Stored data
start

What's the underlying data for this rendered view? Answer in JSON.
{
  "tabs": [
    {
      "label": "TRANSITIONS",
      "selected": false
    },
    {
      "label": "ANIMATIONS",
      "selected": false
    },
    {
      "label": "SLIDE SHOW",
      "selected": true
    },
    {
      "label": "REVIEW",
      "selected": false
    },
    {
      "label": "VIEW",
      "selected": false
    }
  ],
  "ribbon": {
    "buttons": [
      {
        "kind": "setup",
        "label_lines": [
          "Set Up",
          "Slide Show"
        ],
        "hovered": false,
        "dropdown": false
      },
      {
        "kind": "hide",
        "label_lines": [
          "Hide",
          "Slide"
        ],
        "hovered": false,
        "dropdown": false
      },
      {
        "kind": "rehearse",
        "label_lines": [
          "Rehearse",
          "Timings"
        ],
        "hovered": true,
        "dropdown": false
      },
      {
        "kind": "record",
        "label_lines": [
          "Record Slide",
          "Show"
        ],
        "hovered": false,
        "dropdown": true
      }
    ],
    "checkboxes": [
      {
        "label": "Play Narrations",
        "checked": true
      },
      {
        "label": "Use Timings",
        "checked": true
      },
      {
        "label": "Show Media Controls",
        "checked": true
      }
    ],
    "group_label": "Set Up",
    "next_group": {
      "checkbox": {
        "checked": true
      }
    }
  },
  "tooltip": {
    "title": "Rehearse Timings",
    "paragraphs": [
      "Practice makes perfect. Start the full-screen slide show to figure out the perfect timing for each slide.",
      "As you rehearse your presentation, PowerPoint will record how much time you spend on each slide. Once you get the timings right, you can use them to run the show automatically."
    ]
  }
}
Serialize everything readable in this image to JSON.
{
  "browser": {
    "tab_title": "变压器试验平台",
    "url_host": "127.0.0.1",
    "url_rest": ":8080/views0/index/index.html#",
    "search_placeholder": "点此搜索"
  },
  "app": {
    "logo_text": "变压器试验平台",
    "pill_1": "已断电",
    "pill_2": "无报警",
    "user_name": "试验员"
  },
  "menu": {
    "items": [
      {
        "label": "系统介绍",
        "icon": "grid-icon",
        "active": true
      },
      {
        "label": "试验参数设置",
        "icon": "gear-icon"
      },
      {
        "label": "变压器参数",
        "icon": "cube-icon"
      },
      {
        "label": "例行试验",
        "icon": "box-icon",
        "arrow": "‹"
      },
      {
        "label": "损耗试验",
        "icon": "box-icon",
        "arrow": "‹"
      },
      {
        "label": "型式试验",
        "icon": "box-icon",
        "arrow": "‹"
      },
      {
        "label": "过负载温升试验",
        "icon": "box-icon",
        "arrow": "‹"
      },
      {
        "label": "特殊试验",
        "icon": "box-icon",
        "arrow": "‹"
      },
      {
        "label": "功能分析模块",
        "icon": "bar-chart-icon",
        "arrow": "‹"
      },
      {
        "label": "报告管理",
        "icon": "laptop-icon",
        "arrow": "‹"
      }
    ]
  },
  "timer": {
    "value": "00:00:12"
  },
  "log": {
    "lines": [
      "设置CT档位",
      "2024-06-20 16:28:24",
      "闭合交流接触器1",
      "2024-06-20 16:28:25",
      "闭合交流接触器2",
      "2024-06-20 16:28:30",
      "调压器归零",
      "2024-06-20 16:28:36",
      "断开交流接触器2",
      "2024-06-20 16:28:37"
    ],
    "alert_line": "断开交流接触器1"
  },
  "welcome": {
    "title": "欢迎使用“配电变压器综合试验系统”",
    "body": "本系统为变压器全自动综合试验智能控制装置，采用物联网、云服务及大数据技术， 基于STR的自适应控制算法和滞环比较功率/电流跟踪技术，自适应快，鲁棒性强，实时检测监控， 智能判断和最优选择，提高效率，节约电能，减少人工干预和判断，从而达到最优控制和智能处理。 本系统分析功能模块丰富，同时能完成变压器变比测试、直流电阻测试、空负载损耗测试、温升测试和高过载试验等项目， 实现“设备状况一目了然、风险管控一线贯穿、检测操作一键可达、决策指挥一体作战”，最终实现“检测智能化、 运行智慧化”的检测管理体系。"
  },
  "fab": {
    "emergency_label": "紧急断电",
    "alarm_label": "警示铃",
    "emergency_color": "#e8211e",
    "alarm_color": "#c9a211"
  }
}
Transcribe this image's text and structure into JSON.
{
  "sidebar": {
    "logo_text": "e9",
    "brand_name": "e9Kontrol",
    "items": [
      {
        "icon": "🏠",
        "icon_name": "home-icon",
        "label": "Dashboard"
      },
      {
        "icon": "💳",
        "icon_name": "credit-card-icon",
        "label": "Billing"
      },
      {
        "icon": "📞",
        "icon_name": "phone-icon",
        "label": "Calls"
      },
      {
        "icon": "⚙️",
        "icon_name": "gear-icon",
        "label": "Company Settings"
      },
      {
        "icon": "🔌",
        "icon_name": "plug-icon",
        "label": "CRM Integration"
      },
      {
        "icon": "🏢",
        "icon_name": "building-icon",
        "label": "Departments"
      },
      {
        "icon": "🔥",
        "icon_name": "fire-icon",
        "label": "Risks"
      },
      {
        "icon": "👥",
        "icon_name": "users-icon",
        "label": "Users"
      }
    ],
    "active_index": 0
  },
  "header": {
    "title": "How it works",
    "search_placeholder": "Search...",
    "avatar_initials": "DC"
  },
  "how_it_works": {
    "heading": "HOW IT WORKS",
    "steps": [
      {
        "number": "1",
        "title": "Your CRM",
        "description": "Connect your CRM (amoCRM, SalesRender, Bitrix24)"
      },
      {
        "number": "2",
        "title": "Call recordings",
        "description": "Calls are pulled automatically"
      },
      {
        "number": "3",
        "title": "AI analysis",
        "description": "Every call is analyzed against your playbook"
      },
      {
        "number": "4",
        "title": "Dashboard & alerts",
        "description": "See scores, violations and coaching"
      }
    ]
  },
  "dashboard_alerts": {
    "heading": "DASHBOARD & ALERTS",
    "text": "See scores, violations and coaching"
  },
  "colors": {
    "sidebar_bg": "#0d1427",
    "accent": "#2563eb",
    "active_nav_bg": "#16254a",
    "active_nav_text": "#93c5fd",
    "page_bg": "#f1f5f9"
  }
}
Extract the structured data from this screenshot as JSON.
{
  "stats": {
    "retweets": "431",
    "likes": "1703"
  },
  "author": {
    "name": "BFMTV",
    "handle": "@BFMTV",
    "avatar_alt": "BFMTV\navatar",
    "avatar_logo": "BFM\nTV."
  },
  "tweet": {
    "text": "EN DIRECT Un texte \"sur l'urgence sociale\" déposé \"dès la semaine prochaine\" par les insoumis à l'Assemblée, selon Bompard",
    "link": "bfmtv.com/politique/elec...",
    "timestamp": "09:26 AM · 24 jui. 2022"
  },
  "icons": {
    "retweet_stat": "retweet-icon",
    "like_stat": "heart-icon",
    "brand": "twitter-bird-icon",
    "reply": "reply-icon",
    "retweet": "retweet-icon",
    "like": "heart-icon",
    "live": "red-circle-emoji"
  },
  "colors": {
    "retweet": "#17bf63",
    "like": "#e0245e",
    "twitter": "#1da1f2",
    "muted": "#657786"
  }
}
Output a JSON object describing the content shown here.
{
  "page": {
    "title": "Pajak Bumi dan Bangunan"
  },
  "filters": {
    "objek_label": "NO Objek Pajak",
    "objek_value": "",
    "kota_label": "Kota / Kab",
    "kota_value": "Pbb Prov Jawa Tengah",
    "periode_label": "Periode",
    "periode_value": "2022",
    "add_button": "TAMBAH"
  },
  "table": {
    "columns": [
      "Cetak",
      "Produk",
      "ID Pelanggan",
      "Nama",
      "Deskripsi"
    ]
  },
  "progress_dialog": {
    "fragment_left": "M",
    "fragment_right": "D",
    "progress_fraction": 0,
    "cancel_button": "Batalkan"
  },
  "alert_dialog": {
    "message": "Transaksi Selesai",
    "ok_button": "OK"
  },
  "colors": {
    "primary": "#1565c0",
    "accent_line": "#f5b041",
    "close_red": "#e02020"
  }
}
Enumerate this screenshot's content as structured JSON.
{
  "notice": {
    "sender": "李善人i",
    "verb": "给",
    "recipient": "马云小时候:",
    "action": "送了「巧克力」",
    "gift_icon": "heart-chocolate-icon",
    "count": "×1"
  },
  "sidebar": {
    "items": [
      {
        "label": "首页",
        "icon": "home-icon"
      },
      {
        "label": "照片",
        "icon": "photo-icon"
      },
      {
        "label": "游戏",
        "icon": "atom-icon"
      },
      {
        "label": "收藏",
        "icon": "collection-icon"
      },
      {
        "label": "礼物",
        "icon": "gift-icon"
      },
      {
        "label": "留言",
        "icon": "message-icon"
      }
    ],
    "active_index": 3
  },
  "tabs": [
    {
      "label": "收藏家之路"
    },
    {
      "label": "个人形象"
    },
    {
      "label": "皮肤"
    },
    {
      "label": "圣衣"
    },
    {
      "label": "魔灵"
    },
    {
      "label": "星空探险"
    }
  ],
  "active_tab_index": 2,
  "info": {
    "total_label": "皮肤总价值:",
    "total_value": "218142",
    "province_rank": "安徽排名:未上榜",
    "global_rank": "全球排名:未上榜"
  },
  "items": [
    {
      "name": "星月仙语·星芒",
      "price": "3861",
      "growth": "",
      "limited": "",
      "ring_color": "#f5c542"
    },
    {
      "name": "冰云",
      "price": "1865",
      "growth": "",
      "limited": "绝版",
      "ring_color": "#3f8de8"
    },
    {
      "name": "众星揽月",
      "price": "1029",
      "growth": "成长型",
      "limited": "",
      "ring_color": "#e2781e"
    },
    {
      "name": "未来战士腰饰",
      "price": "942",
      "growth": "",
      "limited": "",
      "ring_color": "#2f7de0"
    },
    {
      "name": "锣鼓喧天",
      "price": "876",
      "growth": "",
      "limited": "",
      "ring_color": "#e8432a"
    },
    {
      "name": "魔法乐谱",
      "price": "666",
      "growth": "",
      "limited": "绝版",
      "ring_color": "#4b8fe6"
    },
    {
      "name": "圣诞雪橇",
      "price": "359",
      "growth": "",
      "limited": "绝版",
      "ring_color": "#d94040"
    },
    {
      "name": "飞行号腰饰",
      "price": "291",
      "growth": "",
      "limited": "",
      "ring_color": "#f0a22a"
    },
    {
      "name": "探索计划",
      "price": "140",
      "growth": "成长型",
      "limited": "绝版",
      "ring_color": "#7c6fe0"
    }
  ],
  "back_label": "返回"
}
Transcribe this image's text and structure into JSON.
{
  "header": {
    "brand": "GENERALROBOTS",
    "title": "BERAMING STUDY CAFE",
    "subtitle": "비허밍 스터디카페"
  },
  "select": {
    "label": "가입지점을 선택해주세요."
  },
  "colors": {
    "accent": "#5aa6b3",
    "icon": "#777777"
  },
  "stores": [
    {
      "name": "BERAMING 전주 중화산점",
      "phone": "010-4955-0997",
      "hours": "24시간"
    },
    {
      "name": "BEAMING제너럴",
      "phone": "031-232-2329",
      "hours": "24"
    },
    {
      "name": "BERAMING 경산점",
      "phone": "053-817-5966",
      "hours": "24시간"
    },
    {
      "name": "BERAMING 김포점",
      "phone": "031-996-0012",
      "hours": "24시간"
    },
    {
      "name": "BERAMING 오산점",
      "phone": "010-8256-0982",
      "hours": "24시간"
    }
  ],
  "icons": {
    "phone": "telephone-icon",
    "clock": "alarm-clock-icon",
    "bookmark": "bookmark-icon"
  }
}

end

(Written request)
Read the entries and show each line that mentions "JSON".

(Exercise output)
What's the underlying data for this rendered view? Answer in JSON.
Serialize everything readable in this image to JSON.
Transcribe this image's text and structure into JSON.
Extract the structured data from this screenshot as JSON.
Output a JSON object describing the content shown here.
Enumerate this screenshot's content as structured JSON.
Transcribe this image's text and structure into JSON.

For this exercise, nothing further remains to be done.